**SHORT PROBLEM:** Only the pictures stay out; every record is to be quoted exactly.

**ENTRIES PROVIDED:**
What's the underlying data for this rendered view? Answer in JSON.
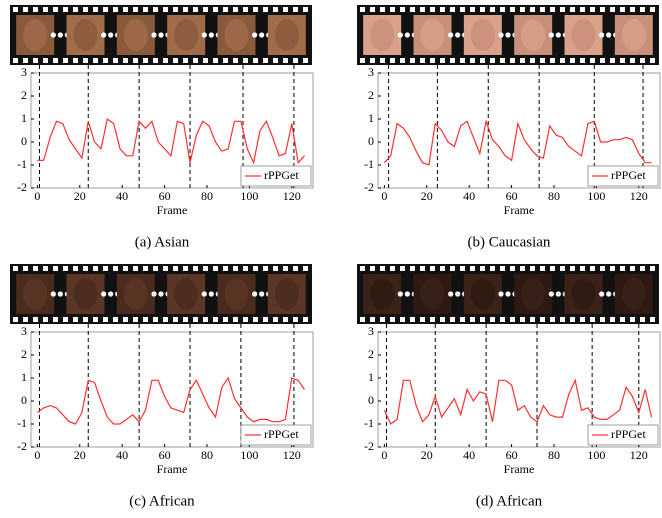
{
  "chart_data": [
    {
      "type": "line",
      "caption": "(a) Asian",
      "xlabel": "Frame",
      "xlim": [
        -3,
        130
      ],
      "ylim": [
        -2,
        3
      ],
      "xticks": [
        0,
        20,
        40,
        60,
        80,
        100,
        120
      ],
      "yticks": [
        -2,
        -1,
        0,
        1,
        2,
        3
      ],
      "vlines": [
        1,
        24,
        48,
        72,
        97,
        121
      ],
      "legend": "lower right",
      "x": [
        0,
        3,
        6,
        9,
        12,
        15,
        18,
        21,
        24,
        27,
        30,
        33,
        36,
        39,
        42,
        45,
        48,
        51,
        54,
        57,
        60,
        63,
        66,
        69,
        72,
        75,
        78,
        81,
        84,
        87,
        90,
        93,
        96,
        99,
        102,
        105,
        108,
        111,
        114,
        117,
        120,
        123,
        126
      ],
      "series": [
        {
          "name": "rPPGet",
          "color": "#ff3030",
          "values": [
            -0.8,
            -0.8,
            0.2,
            0.9,
            0.8,
            0.1,
            -0.3,
            -0.7,
            0.9,
            0.0,
            -0.3,
            1.0,
            0.8,
            -0.3,
            -0.6,
            -0.6,
            0.9,
            0.6,
            0.9,
            0.0,
            -0.3,
            -0.6,
            0.9,
            0.8,
            -0.9,
            0.3,
            0.9,
            0.7,
            0.0,
            -0.4,
            -0.3,
            0.9,
            0.9,
            -0.3,
            -0.9,
            0.5,
            0.9,
            0.2,
            -0.6,
            -0.5,
            0.8,
            -0.9,
            -0.6
          ]
        }
      ]
    },
    {
      "type": "line",
      "caption": "(b) Caucasian",
      "xlabel": "Frame",
      "xlim": [
        -3,
        130
      ],
      "ylim": [
        -2,
        3
      ],
      "xticks": [
        0,
        20,
        40,
        60,
        80,
        100,
        120
      ],
      "yticks": [
        -2,
        -1,
        0,
        1,
        2,
        3
      ],
      "vlines": [
        2,
        25,
        49,
        73,
        99,
        122
      ],
      "legend": "lower right",
      "x": [
        0,
        3,
        6,
        9,
        12,
        15,
        18,
        21,
        24,
        27,
        30,
        33,
        36,
        39,
        42,
        45,
        48,
        51,
        54,
        57,
        60,
        63,
        66,
        69,
        72,
        75,
        78,
        81,
        84,
        87,
        90,
        93,
        96,
        99,
        102,
        105,
        108,
        111,
        114,
        117,
        120,
        123,
        126
      ],
      "series": [
        {
          "name": "rPPGet",
          "color": "#ff3030",
          "values": [
            -0.9,
            -0.6,
            0.8,
            0.6,
            0.2,
            -0.4,
            -0.9,
            -1.0,
            0.8,
            0.5,
            0.0,
            -0.2,
            0.7,
            0.9,
            0.2,
            -0.5,
            0.9,
            0.1,
            -0.2,
            -0.6,
            -0.8,
            0.8,
            0.1,
            -0.3,
            -0.6,
            -0.7,
            0.7,
            0.3,
            0.2,
            -0.2,
            -0.4,
            -0.6,
            0.8,
            0.9,
            0.0,
            0.0,
            0.1,
            0.1,
            0.2,
            0.1,
            -0.5,
            -0.9,
            -0.9
          ]
        }
      ]
    },
    {
      "type": "line",
      "caption": "(c) African",
      "xlabel": "Frame",
      "xlim": [
        -3,
        130
      ],
      "ylim": [
        -2,
        3
      ],
      "xticks": [
        0,
        20,
        40,
        60,
        80,
        100,
        120
      ],
      "yticks": [
        -2,
        -1,
        0,
        1,
        2,
        3
      ],
      "vlines": [
        1,
        24,
        48,
        72,
        96,
        121
      ],
      "legend": "lower right",
      "x": [
        0,
        3,
        6,
        9,
        12,
        15,
        18,
        21,
        24,
        27,
        30,
        33,
        36,
        39,
        42,
        45,
        48,
        51,
        54,
        57,
        60,
        63,
        66,
        69,
        72,
        75,
        78,
        81,
        84,
        87,
        90,
        93,
        96,
        99,
        102,
        105,
        108,
        111,
        114,
        117,
        120,
        123,
        126
      ],
      "series": [
        {
          "name": "rPPGet",
          "color": "#ff3030",
          "values": [
            -0.5,
            -0.3,
            -0.2,
            -0.3,
            -0.6,
            -0.9,
            -1.0,
            -0.5,
            0.9,
            0.8,
            0.0,
            -0.7,
            -1.0,
            -1.0,
            -0.8,
            -0.6,
            -0.9,
            -0.4,
            0.9,
            0.9,
            0.2,
            -0.3,
            -0.4,
            -0.5,
            0.5,
            0.9,
            0.3,
            -0.3,
            -0.7,
            0.6,
            1.0,
            0.1,
            -0.3,
            -0.7,
            -0.9,
            -0.8,
            -0.8,
            -0.9,
            -0.9,
            -0.8,
            1.0,
            0.9,
            0.5
          ]
        }
      ]
    },
    {
      "type": "line",
      "caption": "(d) African",
      "xlabel": "Frame",
      "xlim": [
        -3,
        130
      ],
      "ylim": [
        -2,
        3
      ],
      "xticks": [
        0,
        20,
        40,
        60,
        80,
        100,
        120
      ],
      "yticks": [
        -2,
        -1,
        0,
        1,
        2,
        3
      ],
      "vlines": [
        1,
        24,
        48,
        72,
        98,
        120
      ],
      "legend": "lower right",
      "x": [
        0,
        3,
        6,
        9,
        12,
        15,
        18,
        21,
        24,
        27,
        30,
        33,
        36,
        39,
        42,
        45,
        48,
        51,
        54,
        57,
        60,
        63,
        66,
        69,
        72,
        75,
        78,
        81,
        84,
        87,
        90,
        93,
        96,
        99,
        102,
        105,
        108,
        111,
        114,
        117,
        120,
        123,
        126
      ],
      "series": [
        {
          "name": "rPPGet",
          "color": "#ff3030",
          "values": [
            -0.4,
            -1.0,
            -0.8,
            0.9,
            0.9,
            -0.2,
            -0.9,
            -0.6,
            0.2,
            -0.7,
            -0.3,
            0.1,
            -0.6,
            0.5,
            0.0,
            0.4,
            0.3,
            -0.9,
            0.9,
            0.9,
            0.7,
            -0.4,
            -0.2,
            -0.7,
            -0.9,
            -0.2,
            -0.6,
            -0.7,
            -0.7,
            0.3,
            0.9,
            -0.4,
            -0.3,
            -0.7,
            -0.8,
            -0.8,
            -0.6,
            -0.4,
            0.6,
            0.2,
            -0.5,
            0.5,
            -0.7
          ]
        }
      ]
    }
  ]
}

**CORRECT ANSWER:**
What's the underlying data for this rendered view? Answer in JSON.
{
  "chart_data": [
    {
      "type": "line",
      "caption": "(a) Asian",
      "xlabel": "Frame",
      "xlim": [
        -3,
        130
      ],
      "ylim": [
        -2,
        3
      ],
      "xticks": [
        0,
        20,
        40,
        60,
        80,
        100,
        120
      ],
      "yticks": [
        -2,
        -1,
        0,
        1,
        2,
        3
      ],
      "vlines": [
        1,
        24,
        48,
        72,
        97,
        121
      ],
      "legend": "lower right",
      "x": [
        0,
        3,
        6,
        9,
        12,
        15,
        18,
        21,
        24,
        27,
        30,
        33,
        36,
        39,
        42,
        45,
        48,
        51,
        54,
        57,
        60,
        63,
        66,
        69,
        72,
        75,
        78,
        81,
        84,
        87,
        90,
        93,
        96,
        99,
        102,
        105,
        108,
        111,
        114,
        117,
        120,
        123,
        126
      ],
      "series": [
        {
          "name": "rPPGet",
          "color": "#ff3030",
          "values": [
            -0.8,
            -0.8,
            0.2,
            0.9,
            0.8,
            0.1,
            -0.3,
            -0.7,
            0.9,
            0.0,
            -0.3,
            1.0,
            0.8,
            -0.3,
            -0.6,
            -0.6,
            0.9,
            0.6,
            0.9,
            0.0,
            -0.3,
            -0.6,
            0.9,
            0.8,
            -0.9,
            0.3,
            0.9,
            0.7,
            0.0,
            -0.4,
            -0.3,
            0.9,
            0.9,
            -0.3,
            -0.9,
            0.5,
            0.9,
            0.2,
            -0.6,
            -0.5,
            0.8,
            -0.9,
            -0.6
          ]
        }
      ]
    },
    {
      "type": "line",
      "caption": "(b) Caucasian",
      "xlabel": "Frame",
      "xlim": [
        -3,
        130
      ],
      "ylim": [
        -2,
        3
      ],
      "xticks": [
        0,
        20,
        40,
        60,
        80,
        100,
        120
      ],
      "yticks": [
        -2,
        -1,
        0,
        1,
        2,
        3
      ],
      "vlines": [
        2,
        25,
        49,
        73,
        99,
        122
      ],
      "legend": "lower right",
      "x": [
        0,
        3,
        6,
        9,
        12,
        15,
        18,
        21,
        24,
        27,
        30,
        33,
        36,
        39,
        42,
        45,
        48,
        51,
        54,
        57,
        60,
        63,
        66,
        69,
        72,
        75,
        78,
        81,
        84,
        87,
        90,
        93,
        96,
        99,
        102,
        105,
        108,
        111,
        114,
        117,
        120,
        123,
        126
      ],
      "series": [
        {
          "name": "rPPGet",
          "color": "#ff3030",
          "values": [
            -0.9,
            -0.6,
            0.8,
            0.6,
            0.2,
            -0.4,
            -0.9,
            -1.0,
            0.8,
            0.5,
            0.0,
            -0.2,
            0.7,
            0.9,
            0.2,
            -0.5,
            0.9,
            0.1,
            -0.2,
            -0.6,
            -0.8,
            0.8,
            0.1,
            -0.3,
            -0.6,
            -0.7,
            0.7,
            0.3,
            0.2,
            -0.2,
            -0.4,
            -0.6,
            0.8,
            0.9,
            0.0,
            0.0,
            0.1,
            0.1,
            0.2,
            0.1,
            -0.5,
            -0.9,
            -0.9
          ]
        }
      ]
    },
    {
      "type": "line",
      "caption": "(c) African",
      "xlabel": "Frame",
      "xlim": [
        -3,
        130
      ],
      "ylim": [
        -2,
        3
      ],
      "xticks": [
        0,
        20,
        40,
        60,
        80,
        100,
        120
      ],
      "yticks": [
        -2,
        -1,
        0,
        1,
        2,
        3
      ],
      "vlines": [
        1,
        24,
        48,
        72,
        96,
        121
      ],
      "legend": "lower right",
      "x": [
        0,
        3,
        6,
        9,
        12,
        15,
        18,
        21,
        24,
        27,
        30,
        33,
        36,
        39,
        42,
        45,
        48,
        51,
        54,
        57,
        60,
        63,
        66,
        69,
        72,
        75,
        78,
        81,
        84,
        87,
        90,
        93,
        96,
        99,
        102,
        105,
        108,
        111,
        114,
        117,
        120,
        123,
        126
      ],
      "series": [
        {
          "name": "rPPGet",
          "color": "#ff3030",
          "values": [
            -0.5,
            -0.3,
            -0.2,
            -0.3,
            -0.6,
            -0.9,
            -1.0,
            -0.5,
            0.9,
            0.8,
            0.0,
            -0.7,
            -1.0,
            -1.0,
            -0.8,
            -0.6,
            -0.9,
            -0.4,
            0.9,
            0.9,
            0.2,
            -0.3,
            -0.4,
            -0.5,
            0.5,
            0.9,
            0.3,
            -0.3,
            -0.7,
            0.6,
            1.0,
            0.1,
            -0.3,
            -0.7,
            -0.9,
            -0.8,
            -0.8,
            -0.9,
            -0.9,
            -0.8,
            1.0,
            0.9,
            0.5
          ]
        }
      ]
    },
    {
      "type": "line",
      "caption": "(d) African",
      "xlabel": "Frame",
      "xlim": [
        -3,
        130
      ],
      "ylim": [
        -2,
        3
      ],
      "xticks": [
        0,
        20,
        40,
        60,
        80,
        100,
        120
      ],
      "yticks": [
        -2,
        -1,
        0,
        1,
        2,
        3
      ],
      "vlines": [
        1,
        24,
        48,
        72,
        98,
        120
      ],
      "legend": "lower right",
      "x": [
        0,
        3,
        6,
        9,
        12,
        15,
        18,
        21,
        24,
        27,
        30,
        33,
        36,
        39,
        42,
        45,
        48,
        51,
        54,
        57,
        60,
        63,
        66,
        69,
        72,
        75,
        78,
        81,
        84,
        87,
        90,
        93,
        96,
        99,
        102,
        105,
        108,
        111,
        114,
        117,
        120,
        123,
        126
      ],
      "series": [
        {
          "name": "rPPGet",
          "color": "#ff3030",
          "values": [
            -0.4,
            -1.0,
            -0.8,
            0.9,
            0.9,
            -0.2,
            -0.9,
            -0.6,
            0.2,
            -0.7,
            -0.3,
            0.1,
            -0.6,
            0.5,
            0.0,
            0.4,
            0.3,
            -0.9,
            0.9,
            0.9,
            0.7,
            -0.4,
            -0.2,
            -0.7,
            -0.9,
            -0.2,
            -0.6,
            -0.7,
            -0.7,
            0.3,
            0.9,
            -0.4,
            -0.3,
            -0.7,
            -0.8,
            -0.8,
            -0.6,
            -0.4,
            0.6,
            0.2,
            -0.5,
            0.5,
            -0.7
          ]
        }
      ]
    }
  ]
}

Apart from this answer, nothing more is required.